Excerpt provided:
House Dems struggle to find consensus on tax hike as clock ticks

SHARE House Dems struggle to find consensus on tax hike as clock ticks

State Rep. Greg Harris, D-Chicago (pictured on Jan. 21, 2016), said House Democrats are still working on coming to an agreement regarding revenues and expenses, as well as trying to find a way to pay down $14 billion worth of unpaid bills. There’s also discussions about ensuring money goes to schools. | Sun-Times file photo

SPRINGFIELD — Illinois House Democrats still don’t have enough support to pass a Senate revenue bill that includes an income tax hike, or their own tax proposals — and a June 30 budget deadline appears to be a new goal line for a budget plan with just two days left in the regular session calendar.

While adjournment is scheduled for Wednesday at midnight, the new fiscal year begins on July 1. The state hasn’t had a full budget since July 1, 2015, amid a political war between Gov. Bruce Rauner and Illinois House Speaker Michael Madigan. And a partial budget expired on Jan. 1, leaving public universities and social service agencies struggling to survive.

“The first of July is the real deadline for having a budget in place so the state can continue to operate,” said State Rep. Greg Harris, D-Chicago, who is serving as Madigan’s chief budget negotiator.

It becomes more difficult to pass legislation on June 1 when a three-fifths majority is needed. The governor has criticized the Senate revenue plan, and there aren’t enough Democrats to override him if he vetoed it.

Despite the Senate revenue bill clearing a House committee on Monday night, there were no immediate plans to call the measure for a vote.

The revenue bill would increase the personal income tax to 4.95 percent from the current 3.75 percent to generate $4.453 billion annually. There’s also a bump in the corporate income tax to 7 percent from 5.25 percent, which is expected to generate $514 million annually.

Directive: Transcribe the passage of the Illinois budget article starting at "It becomes more difficult" and ending at "generate $514 million annually.".

Information provided:
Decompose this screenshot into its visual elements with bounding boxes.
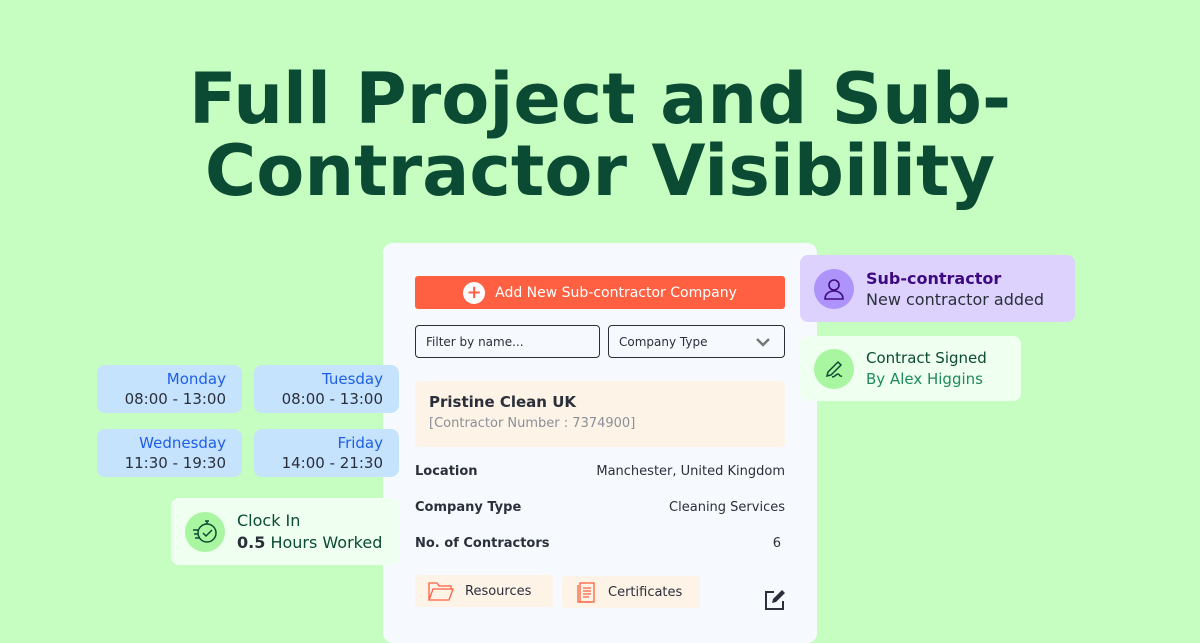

Expected answer:
It becomes more difficult to pass legislation on June 1 when a three-fifths majority is needed. The governor has criticized the Senate revenue plan, and there aren’t enough Democrats to override him if he vetoed it.

Despite the Senate revenue bill clearing a House committee on Monday night, there were no immediate plans to call the measure for a vote.

The revenue bill would increase the personal income tax to 4.95 percent from the current 3.75 percent to generate $4.453 billion annually. There’s also a bump in the corporate income tax to 7 percent from 5.25 percent, which is expected to generate $514 million annually.